%%

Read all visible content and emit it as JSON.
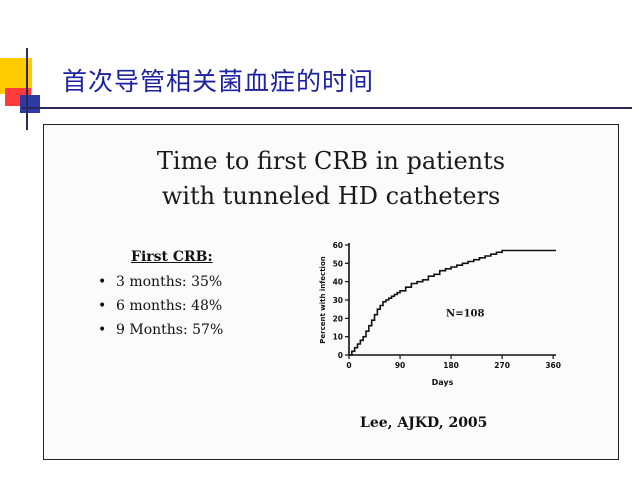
{
  "slide": {
    "title": "首次导管相关菌血症的时间",
    "figure_title_line1": "Time to first CRB in patients",
    "figure_title_line2": "with tunneled HD catheters",
    "crb_heading": "First CRB:",
    "crb_items": [
      "3 months: 35%",
      "6 months: 48%",
      "9 Months: 57%"
    ],
    "citation": "Lee, AJKD, 2005",
    "colors": {
      "title": "#1d23a0",
      "plot": "#111111",
      "decor_yellow": "#ffcc00",
      "decor_red": "#ff3b3b",
      "decor_blue": "#2e3aa8"
    }
  },
  "chart_data": {
    "type": "line",
    "title": "",
    "xlabel": "Days",
    "ylabel": "Percent with infection",
    "xlim": [
      0,
      365
    ],
    "ylim": [
      0,
      60
    ],
    "xticks": [
      0,
      90,
      180,
      270,
      360
    ],
    "xtick_labels": [
      "0",
      "90",
      "180",
      "270",
      "360"
    ],
    "yticks": [
      0,
      10,
      20,
      30,
      40,
      50,
      60
    ],
    "ytick_labels": [
      "0",
      "10",
      "20",
      "30",
      "40",
      "50",
      "60"
    ],
    "annotation": "N=108",
    "grid": false,
    "legend": "none",
    "series": [
      {
        "x": [
          0,
          5,
          10,
          15,
          20,
          25,
          30,
          35,
          40,
          45,
          50,
          55,
          60,
          65,
          70,
          75,
          80,
          85,
          90,
          100,
          110,
          120,
          130,
          140,
          150,
          160,
          170,
          180,
          190,
          200,
          210,
          220,
          230,
          240,
          250,
          260,
          270,
          300,
          330,
          365
        ],
        "y": [
          0,
          2,
          4,
          6,
          8,
          10,
          13,
          16,
          19,
          22,
          25,
          27,
          29,
          30,
          31,
          32,
          33,
          34,
          35,
          37,
          39,
          40,
          41,
          43,
          44,
          46,
          47,
          48,
          49,
          50,
          51,
          52,
          53,
          54,
          55,
          56,
          57,
          57,
          57,
          57
        ]
      }
    ]
  }
}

%%

## [What you need to do]
The job here is to retype the data exactly, with no pictures included.

## [Result of this task]
Read all visible content and emit it as JSON.
{
  "slide": {
    "title": "首次导管相关菌血症的时间",
    "figure_title_line1": "Time to first CRB in patients",
    "figure_title_line2": "with tunneled HD catheters",
    "crb_heading": "First CRB:",
    "crb_items": [
      "3 months: 35%",
      "6 months: 48%",
      "9 Months: 57%"
    ],
    "citation": "Lee, AJKD, 2005",
    "colors": {
      "title": "#1d23a0",
      "plot": "#111111",
      "decor_yellow": "#ffcc00",
      "decor_red": "#ff3b3b",
      "decor_blue": "#2e3aa8"
    }
  },
  "chart_data": {
    "type": "line",
    "title": "",
    "xlabel": "Days",
    "ylabel": "Percent with infection",
    "xlim": [
      0,
      365
    ],
    "ylim": [
      0,
      60
    ],
    "xticks": [
      0,
      90,
      180,
      270,
      360
    ],
    "xtick_labels": [
      "0",
      "90",
      "180",
      "270",
      "360"
    ],
    "yticks": [
      0,
      10,
      20,
      30,
      40,
      50,
      60
    ],
    "ytick_labels": [
      "0",
      "10",
      "20",
      "30",
      "40",
      "50",
      "60"
    ],
    "annotation": "N=108",
    "grid": false,
    "legend": "none",
    "series": [
      {
        "x": [
          0,
          5,
          10,
          15,
          20,
          25,
          30,
          35,
          40,
          45,
          50,
          55,
          60,
          65,
          70,
          75,
          80,
          85,
          90,
          100,
          110,
          120,
          130,
          140,
          150,
          160,
          170,
          180,
          190,
          200,
          210,
          220,
          230,
          240,
          250,
          260,
          270,
          300,
          330,
          365
        ],
        "y": [
          0,
          2,
          4,
          6,
          8,
          10,
          13,
          16,
          19,
          22,
          25,
          27,
          29,
          30,
          31,
          32,
          33,
          34,
          35,
          37,
          39,
          40,
          41,
          43,
          44,
          46,
          47,
          48,
          49,
          50,
          51,
          52,
          53,
          54,
          55,
          56,
          57,
          57,
          57,
          57
        ]
      }
    ]
  }
}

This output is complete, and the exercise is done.